**Exercise prompt**:
Copy out the entries from the first line through the line that contains "x-tick-label: 1994: [589, 796, 635, 819]", swapping "x-tick-label" for "x-axis-tick" and leaving everything else as it is.
━━━━━ Dataset records
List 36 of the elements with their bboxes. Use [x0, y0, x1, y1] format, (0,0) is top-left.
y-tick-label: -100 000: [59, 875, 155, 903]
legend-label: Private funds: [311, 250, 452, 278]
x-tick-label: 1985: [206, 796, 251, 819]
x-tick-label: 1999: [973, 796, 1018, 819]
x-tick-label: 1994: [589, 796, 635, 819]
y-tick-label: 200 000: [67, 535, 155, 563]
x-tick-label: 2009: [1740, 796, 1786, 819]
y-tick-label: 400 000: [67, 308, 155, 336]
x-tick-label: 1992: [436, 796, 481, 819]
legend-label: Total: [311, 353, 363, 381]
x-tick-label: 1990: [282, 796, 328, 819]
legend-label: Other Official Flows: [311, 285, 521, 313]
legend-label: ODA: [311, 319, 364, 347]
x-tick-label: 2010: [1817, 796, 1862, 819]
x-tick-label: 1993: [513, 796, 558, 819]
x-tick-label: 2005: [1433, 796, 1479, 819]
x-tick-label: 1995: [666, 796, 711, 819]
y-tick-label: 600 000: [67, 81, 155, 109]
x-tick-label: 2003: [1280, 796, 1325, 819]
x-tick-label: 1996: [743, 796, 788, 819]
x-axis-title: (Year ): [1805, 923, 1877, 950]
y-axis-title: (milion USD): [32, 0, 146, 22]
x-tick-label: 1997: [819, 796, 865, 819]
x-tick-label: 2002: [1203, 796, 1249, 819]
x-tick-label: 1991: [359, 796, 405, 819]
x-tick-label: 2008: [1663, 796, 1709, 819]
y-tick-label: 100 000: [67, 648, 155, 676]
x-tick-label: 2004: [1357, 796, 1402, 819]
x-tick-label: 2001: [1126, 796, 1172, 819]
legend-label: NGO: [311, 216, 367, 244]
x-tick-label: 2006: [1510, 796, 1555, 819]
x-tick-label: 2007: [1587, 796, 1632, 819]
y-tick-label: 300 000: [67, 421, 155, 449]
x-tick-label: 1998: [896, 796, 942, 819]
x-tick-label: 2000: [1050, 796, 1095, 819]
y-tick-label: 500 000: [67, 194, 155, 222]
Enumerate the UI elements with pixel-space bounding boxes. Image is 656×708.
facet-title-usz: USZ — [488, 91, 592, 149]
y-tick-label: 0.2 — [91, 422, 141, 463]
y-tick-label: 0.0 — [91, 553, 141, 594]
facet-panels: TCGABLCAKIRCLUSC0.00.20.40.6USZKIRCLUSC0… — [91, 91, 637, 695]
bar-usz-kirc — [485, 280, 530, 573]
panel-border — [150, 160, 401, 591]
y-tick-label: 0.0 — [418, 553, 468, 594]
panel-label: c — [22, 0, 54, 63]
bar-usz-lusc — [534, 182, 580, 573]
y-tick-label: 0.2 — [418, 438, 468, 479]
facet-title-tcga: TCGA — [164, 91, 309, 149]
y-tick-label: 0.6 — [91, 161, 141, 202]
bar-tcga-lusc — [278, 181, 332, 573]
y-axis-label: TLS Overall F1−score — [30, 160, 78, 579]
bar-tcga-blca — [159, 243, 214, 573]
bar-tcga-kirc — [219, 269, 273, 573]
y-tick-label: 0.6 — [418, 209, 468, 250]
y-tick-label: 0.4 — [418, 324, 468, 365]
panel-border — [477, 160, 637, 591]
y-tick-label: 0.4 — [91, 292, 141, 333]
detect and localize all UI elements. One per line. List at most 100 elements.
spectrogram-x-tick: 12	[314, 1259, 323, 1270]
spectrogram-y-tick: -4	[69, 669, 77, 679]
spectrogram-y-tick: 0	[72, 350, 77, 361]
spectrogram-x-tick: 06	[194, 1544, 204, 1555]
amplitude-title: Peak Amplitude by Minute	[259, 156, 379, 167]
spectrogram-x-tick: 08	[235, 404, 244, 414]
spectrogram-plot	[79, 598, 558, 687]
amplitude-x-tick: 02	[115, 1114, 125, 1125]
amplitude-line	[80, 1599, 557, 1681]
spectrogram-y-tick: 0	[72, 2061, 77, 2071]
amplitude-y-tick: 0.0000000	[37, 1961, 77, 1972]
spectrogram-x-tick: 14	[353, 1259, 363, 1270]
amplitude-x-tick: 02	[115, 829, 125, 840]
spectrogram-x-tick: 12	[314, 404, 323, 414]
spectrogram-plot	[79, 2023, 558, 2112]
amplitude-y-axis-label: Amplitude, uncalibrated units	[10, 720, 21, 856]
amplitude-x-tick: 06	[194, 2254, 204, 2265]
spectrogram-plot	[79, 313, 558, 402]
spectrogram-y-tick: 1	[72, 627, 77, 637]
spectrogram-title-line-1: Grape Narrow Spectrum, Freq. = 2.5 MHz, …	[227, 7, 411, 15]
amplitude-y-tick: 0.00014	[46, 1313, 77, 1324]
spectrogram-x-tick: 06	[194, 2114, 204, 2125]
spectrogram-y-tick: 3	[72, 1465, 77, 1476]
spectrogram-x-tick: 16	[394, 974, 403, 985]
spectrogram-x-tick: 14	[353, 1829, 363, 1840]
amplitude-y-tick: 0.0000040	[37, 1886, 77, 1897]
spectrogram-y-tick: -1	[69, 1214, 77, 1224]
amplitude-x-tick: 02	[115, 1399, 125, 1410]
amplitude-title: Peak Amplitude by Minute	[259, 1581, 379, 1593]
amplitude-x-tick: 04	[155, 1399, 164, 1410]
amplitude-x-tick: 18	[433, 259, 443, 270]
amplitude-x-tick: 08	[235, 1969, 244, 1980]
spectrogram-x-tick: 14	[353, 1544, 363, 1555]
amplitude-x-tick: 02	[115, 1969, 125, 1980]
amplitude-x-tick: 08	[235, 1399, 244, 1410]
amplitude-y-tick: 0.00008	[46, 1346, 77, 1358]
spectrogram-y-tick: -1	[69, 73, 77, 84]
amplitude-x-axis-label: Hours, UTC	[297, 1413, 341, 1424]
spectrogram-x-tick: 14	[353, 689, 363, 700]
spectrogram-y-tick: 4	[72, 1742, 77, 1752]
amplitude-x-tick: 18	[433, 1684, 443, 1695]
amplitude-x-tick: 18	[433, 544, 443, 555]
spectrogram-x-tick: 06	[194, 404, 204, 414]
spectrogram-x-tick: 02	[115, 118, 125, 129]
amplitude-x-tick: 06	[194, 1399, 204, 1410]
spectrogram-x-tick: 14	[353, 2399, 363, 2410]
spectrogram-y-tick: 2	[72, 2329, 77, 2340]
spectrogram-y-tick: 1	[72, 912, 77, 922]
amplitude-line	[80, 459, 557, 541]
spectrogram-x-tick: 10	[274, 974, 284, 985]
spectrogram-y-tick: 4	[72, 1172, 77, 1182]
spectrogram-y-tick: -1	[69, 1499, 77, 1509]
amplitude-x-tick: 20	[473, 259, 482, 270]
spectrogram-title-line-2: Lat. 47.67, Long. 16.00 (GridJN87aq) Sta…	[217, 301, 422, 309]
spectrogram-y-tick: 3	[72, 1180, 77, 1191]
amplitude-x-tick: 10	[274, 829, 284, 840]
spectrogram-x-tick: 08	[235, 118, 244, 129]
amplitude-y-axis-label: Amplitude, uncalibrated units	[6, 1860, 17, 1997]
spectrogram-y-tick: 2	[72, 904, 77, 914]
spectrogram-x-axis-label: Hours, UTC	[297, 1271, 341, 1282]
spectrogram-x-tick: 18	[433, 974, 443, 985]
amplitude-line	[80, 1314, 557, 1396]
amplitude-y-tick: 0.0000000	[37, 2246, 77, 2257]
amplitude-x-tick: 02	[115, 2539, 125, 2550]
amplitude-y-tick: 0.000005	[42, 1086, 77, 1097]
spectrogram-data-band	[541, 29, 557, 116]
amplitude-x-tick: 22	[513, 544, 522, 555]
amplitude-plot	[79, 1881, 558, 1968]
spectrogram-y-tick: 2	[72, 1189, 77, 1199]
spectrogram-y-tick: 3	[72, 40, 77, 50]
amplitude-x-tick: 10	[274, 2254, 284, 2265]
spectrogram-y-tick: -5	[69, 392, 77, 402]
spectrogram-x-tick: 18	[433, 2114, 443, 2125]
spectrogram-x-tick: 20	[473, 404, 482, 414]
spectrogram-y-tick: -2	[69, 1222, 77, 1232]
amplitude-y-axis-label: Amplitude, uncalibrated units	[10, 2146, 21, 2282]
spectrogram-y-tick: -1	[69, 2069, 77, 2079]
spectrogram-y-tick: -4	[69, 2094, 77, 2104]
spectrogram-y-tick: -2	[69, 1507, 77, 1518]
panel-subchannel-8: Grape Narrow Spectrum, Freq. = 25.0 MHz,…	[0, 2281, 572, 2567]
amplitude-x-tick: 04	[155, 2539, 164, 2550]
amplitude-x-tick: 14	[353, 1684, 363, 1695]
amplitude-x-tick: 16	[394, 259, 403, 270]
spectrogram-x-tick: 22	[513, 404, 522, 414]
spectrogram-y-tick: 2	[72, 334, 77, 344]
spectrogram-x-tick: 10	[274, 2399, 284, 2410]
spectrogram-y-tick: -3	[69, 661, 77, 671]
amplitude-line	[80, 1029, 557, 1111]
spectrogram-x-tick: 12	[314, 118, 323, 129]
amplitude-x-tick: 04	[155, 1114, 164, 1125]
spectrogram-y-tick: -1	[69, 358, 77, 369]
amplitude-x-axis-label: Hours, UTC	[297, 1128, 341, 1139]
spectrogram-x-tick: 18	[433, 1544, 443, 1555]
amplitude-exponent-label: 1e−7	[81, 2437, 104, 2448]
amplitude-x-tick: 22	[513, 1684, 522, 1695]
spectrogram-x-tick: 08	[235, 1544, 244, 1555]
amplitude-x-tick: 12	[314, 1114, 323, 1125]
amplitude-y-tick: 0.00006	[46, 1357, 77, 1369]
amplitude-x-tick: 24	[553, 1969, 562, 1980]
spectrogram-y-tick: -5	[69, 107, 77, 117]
━━━━━━━━━━
**Answer below**:
List 36 of the elements with their bboxes. Use [x0, y0, x1, y1] format, (0,0) is top-left.
y-tick-label: -100 000: [59, 875, 155, 903]
legend-label: Private funds: [311, 250, 452, 278]
x-axis-tick: 1985: [206, 796, 251, 819]
x-axis-tick: 1999: [973, 796, 1018, 819]
x-axis-tick: 1994: [589, 796, 635, 819]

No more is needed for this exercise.